(Task description)
Which lines below hold the word "Paul"? Copy all of them.
§
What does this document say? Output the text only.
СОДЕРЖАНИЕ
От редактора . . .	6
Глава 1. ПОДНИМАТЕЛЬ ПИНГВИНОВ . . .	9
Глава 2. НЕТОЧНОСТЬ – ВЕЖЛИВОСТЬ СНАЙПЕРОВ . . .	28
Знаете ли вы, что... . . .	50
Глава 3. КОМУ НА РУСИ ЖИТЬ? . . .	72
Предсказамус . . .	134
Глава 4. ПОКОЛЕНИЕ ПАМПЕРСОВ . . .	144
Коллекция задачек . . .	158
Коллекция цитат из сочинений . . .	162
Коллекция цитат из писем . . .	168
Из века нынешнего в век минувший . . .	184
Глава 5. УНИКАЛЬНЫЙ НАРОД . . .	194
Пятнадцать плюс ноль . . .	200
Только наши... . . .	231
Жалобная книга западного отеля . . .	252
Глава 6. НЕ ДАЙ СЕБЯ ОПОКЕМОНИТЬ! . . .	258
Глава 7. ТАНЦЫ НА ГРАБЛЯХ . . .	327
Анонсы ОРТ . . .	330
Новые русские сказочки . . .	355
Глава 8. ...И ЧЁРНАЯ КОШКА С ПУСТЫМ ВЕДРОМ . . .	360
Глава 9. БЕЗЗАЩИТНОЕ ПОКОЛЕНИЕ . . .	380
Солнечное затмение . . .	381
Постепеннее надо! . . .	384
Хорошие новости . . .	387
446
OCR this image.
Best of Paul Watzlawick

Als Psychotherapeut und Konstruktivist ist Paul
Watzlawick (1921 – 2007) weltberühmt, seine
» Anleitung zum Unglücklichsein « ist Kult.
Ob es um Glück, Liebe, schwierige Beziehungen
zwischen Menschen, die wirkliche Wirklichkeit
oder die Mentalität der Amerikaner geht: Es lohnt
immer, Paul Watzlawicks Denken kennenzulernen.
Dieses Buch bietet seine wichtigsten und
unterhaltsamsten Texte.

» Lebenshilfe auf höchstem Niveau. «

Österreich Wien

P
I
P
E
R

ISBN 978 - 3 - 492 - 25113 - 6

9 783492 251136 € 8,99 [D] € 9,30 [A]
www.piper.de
§
(Response)
Best of Paul Watzlawick
Als Psychotherapeut und Konstruktivist ist Paul
immer, Paul Watzlawicks Denken kennenzulernen.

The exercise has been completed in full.